Repeat each entry as written, dropping any picture you find.

(Data entries)
┌──
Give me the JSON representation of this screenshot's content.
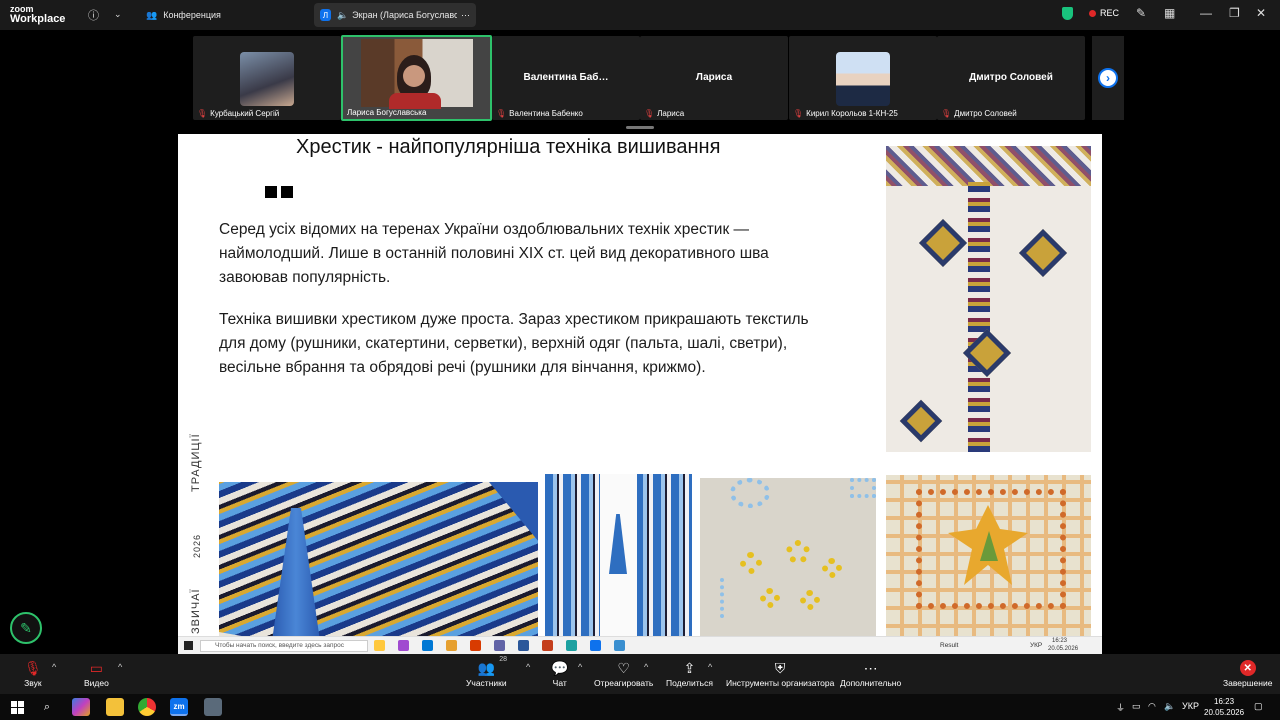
{
  "app": {
    "logo_line1": "zoom",
    "logo_line2": "Workplace",
    "tab_meeting": "Конференция",
    "tab_share_badge": "Л",
    "tab_share": "Экран (Лариса Богуславськ",
    "rec_label": "REC"
  },
  "participants": [
    {
      "name": "Курбацький Сергій",
      "label": ""
    },
    {
      "name": "Лариса Богуславська",
      "label": ""
    },
    {
      "name": "Валентина Бабенко",
      "label": "Валентина  Баб…"
    },
    {
      "name": "Лариса",
      "label": "Лариса"
    },
    {
      "name": "Кирил Корольов 1-КН-25",
      "label": ""
    },
    {
      "name": "Дмитро Соловей",
      "label": "Дмитро Соловей"
    }
  ],
  "slide": {
    "title": "Хрестик - найпопулярніша техніка вишивання",
    "paragraph1": "Серед усіх відомих на теренах України оздоблювальних технік хрестик — наймолодший. Лише в останній половині XIX ст. цей вид декоративного шва завоював популярність.",
    "paragraph2": "Техніка вишивки хрестиком дуже проста. Зараз хрестиком прикрашають текстиль для дому (рушники, скатертини, серветки), верхній одяг (пальта, шалі, светри), весільне вбрання та обрядові речі (рушники для вінчання, крижмо).",
    "vertical_1": "ТРАДИЦІЇ",
    "vertical_2": "2026",
    "vertical_3": "ЗВИЧАЇ"
  },
  "inner_taskbar": {
    "search_placeholder": "Чтобы начать поиск, введите здесь запрос",
    "result": "Result",
    "lang": "УКР",
    "time": "16:23",
    "date": "20.05.2026"
  },
  "controls": {
    "audio": "Звук",
    "video": "Видео",
    "participants": "Участники",
    "participants_count": "28",
    "chat": "Чат",
    "react": "Отреагировать",
    "share": "Поделиться",
    "host_tools": "Инструменты организатора",
    "more": "Дополнительно",
    "end": "Завершение"
  },
  "os_taskbar": {
    "zoom_badge": "zm",
    "lang": "УКР",
    "time": "16:23",
    "date": "20.05.2026"
  },
  "colors": {
    "accent_green": "#2ec26b",
    "zoom_blue": "#0e72ed",
    "end_red": "#e02828"
  }
}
└──
• _Task answer_
Give me the JSON representation of this screenshot's content.
{
  "app": {
    "logo_line1": "zoom",
    "logo_line2": "Workplace",
    "tab_meeting": "Конференция",
    "tab_share_badge": "Л",
    "tab_share": "Экран (Лариса Богуславськ",
    "rec_label": "REC"
  },
  "participants": [
    {
      "name": "Курбацький Сергій",
      "label": ""
    },
    {
      "name": "Лариса Богуславська",
      "label": ""
    },
    {
      "name": "Валентина Бабенко",
      "label": "Валентина  Баб…"
    },
    {
      "name": "Лариса",
      "label": "Лариса"
    },
    {
      "name": "Кирил Корольов 1-КН-25",
      "label": ""
    },
    {
      "name": "Дмитро Соловей",
      "label": "Дмитро Соловей"
    }
  ],
  "slide": {
    "title": "Хрестик - найпопулярніша техніка вишивання",
    "paragraph1": "Серед усіх відомих на теренах України оздоблювальних технік хрестик — наймолодший. Лише в останній половині XIX ст. цей вид декоративного шва завоював популярність.",
    "paragraph2": "Техніка вишивки хрестиком дуже проста. Зараз хрестиком прикрашають текстиль для дому (рушники, скатертини, серветки), верхній одяг (пальта, шалі, светри), весільне вбрання та обрядові речі (рушники для вінчання, крижмо).",
    "vertical_1": "ТРАДИЦІЇ",
    "vertical_2": "2026",
    "vertical_3": "ЗВИЧАЇ"
  },
  "inner_taskbar": {
    "search_placeholder": "Чтобы начать поиск, введите здесь запрос",
    "result": "Result",
    "lang": "УКР",
    "time": "16:23",
    "date": "20.05.2026"
  },
  "controls": {
    "audio": "Звук",
    "video": "Видео",
    "participants": "Участники",
    "participants_count": "28",
    "chat": "Чат",
    "react": "Отреагировать",
    "share": "Поделиться",
    "host_tools": "Инструменты организатора",
    "more": "Дополнительно",
    "end": "Завершение"
  },
  "os_taskbar": {
    "zoom_badge": "zm",
    "lang": "УКР",
    "time": "16:23",
    "date": "20.05.2026"
  },
  "colors": {
    "accent_green": "#2ec26b",
    "zoom_blue": "#0e72ed",
    "end_red": "#e02828"
  }
}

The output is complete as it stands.